▸ What you are asked to do: Look for "European" in the listing below. Gather each line that contains it.

╭─ Data supplied

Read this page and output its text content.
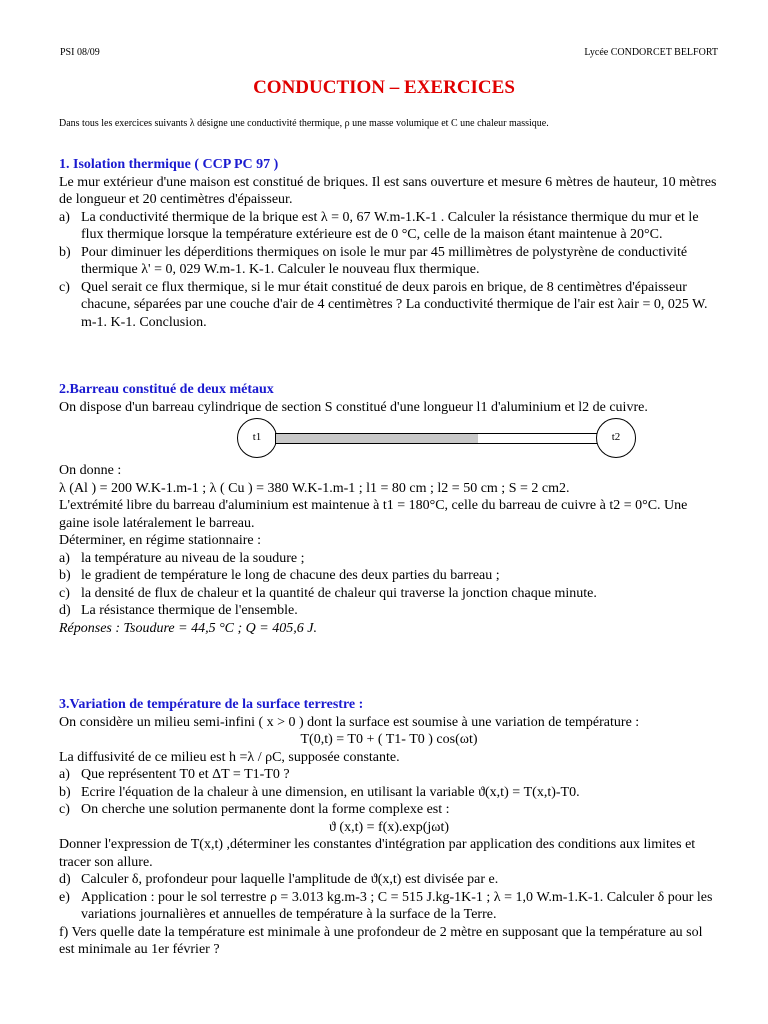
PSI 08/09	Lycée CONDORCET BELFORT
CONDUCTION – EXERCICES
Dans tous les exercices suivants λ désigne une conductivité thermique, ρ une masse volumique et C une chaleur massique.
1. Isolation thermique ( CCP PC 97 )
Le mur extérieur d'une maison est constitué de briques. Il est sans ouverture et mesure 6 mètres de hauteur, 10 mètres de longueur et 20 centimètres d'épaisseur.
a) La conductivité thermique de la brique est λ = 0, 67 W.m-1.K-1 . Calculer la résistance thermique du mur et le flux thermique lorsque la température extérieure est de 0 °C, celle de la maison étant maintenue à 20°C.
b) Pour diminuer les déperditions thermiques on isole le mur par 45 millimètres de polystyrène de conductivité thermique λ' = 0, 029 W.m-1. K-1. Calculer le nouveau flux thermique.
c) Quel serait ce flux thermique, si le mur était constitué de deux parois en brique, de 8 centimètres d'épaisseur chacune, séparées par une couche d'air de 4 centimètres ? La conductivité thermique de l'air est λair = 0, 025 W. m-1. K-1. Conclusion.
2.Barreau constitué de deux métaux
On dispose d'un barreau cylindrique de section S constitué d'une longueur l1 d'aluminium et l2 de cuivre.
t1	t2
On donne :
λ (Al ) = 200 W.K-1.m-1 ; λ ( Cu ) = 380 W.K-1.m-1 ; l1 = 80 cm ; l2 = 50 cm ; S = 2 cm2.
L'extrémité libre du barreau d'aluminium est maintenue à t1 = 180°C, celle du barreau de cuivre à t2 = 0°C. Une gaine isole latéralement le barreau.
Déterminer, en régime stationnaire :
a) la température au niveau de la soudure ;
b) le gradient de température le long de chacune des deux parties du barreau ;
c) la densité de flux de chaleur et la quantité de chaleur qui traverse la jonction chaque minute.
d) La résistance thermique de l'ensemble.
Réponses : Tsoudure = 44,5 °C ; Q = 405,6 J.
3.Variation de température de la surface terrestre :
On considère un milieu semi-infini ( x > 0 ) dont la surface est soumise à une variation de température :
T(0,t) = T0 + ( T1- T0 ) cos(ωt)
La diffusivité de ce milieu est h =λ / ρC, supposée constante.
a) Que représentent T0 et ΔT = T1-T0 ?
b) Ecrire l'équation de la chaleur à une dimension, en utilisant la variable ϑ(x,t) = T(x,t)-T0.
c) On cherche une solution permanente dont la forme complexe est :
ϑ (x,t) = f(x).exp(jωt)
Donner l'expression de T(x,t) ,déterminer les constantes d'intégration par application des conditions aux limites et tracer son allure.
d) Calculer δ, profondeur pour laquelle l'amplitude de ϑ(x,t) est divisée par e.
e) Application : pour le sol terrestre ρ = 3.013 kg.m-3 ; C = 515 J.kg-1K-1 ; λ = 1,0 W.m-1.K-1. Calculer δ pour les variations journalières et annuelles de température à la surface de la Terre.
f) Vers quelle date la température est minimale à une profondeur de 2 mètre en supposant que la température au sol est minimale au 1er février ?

╰─
╭─ Data supplied

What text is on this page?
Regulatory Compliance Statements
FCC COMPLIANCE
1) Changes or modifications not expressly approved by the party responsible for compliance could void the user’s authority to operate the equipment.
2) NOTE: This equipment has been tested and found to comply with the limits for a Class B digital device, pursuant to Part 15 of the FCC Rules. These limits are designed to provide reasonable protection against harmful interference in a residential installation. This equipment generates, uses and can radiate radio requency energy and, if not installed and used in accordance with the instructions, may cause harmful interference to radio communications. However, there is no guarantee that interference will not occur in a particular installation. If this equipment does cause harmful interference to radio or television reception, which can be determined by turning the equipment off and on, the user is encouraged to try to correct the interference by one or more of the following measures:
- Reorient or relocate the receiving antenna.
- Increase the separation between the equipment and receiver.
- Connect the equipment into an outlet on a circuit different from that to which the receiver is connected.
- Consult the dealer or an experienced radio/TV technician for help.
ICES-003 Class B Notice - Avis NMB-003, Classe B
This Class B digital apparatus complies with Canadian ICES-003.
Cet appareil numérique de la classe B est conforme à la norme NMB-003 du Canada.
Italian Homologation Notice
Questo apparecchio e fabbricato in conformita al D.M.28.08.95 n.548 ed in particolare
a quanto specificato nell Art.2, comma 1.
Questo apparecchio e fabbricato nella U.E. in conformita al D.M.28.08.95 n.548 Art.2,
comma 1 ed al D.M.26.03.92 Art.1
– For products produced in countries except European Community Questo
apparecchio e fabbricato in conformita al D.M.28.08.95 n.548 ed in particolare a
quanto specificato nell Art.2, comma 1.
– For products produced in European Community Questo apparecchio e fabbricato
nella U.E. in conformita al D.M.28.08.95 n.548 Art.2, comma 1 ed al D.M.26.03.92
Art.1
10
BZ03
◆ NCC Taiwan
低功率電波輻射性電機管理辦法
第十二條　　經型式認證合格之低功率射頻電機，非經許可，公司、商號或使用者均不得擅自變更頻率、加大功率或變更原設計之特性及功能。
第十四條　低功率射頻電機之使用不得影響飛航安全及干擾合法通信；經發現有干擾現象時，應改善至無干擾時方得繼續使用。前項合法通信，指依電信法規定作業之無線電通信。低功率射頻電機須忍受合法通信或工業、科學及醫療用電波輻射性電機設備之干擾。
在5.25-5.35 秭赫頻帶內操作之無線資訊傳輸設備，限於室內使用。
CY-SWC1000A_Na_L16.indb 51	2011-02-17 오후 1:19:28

╰─

▸ Task solution:
– For products produced in countries except European Community Questo
– For products produced in European Community Questo apparecchio e fabbricato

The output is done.